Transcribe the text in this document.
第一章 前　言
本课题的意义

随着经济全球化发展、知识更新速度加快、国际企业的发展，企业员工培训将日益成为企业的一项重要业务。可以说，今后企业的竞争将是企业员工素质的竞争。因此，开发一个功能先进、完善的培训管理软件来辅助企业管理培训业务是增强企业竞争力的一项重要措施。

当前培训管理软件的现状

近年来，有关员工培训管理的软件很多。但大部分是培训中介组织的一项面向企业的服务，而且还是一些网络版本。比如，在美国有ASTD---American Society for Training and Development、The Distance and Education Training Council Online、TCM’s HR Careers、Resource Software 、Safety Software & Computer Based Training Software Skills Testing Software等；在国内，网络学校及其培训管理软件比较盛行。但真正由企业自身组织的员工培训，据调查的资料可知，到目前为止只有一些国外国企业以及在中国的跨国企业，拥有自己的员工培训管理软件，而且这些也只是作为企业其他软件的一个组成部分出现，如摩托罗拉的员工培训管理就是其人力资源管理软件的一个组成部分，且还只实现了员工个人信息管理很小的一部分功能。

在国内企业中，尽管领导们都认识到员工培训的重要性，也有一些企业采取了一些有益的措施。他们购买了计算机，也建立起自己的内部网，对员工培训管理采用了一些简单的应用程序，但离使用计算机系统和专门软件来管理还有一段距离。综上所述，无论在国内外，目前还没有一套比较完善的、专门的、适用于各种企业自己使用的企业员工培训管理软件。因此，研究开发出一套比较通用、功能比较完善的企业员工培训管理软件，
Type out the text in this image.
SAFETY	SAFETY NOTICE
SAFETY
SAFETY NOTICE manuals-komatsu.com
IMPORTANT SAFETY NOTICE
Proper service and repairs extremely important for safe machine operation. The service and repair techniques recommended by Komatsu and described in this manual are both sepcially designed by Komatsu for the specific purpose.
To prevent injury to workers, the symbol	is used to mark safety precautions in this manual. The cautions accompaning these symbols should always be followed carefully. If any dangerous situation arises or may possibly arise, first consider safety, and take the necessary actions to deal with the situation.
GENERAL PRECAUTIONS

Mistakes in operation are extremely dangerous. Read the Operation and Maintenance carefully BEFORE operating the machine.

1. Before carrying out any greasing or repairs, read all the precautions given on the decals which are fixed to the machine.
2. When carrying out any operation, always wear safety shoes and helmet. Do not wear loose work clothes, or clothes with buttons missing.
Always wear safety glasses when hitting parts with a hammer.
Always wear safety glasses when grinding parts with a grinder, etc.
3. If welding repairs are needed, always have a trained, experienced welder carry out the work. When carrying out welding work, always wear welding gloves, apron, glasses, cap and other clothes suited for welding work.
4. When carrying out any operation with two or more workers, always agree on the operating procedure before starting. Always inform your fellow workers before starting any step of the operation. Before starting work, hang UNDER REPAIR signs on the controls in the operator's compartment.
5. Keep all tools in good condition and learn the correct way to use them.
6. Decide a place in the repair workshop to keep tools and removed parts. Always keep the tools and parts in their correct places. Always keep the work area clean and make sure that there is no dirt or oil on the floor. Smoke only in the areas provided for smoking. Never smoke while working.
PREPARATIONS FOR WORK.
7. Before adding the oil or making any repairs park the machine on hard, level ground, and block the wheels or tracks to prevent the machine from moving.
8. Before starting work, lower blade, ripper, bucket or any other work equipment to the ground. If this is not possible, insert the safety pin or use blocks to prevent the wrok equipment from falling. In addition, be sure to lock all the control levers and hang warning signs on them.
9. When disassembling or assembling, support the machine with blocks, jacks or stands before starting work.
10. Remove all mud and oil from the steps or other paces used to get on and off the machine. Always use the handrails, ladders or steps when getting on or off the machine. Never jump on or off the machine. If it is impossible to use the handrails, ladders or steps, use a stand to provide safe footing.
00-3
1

- - - - - - -

### Exercise brief
Copy all lines in the listing above where the string "starting" appears.

### Finished task
4. When carrying out any operation with two or more workers, always agree on the operating procedure before starting. Always inform your fellow workers before starting any step of the operation. Before starting work, hang UNDER REPAIR signs on the controls in the operator's compartment.
8. Before starting work, lower blade, ripper, bucket or any other work equipment to the ground. If this is not possible, insert the safety pin or use blocks to prevent the wrok equipment from falling. In addition, be sure to lock all the control levers and hang warning signs on them.
9. When disassembling or assembling, support the machine with blocks, jacks or stands before starting work.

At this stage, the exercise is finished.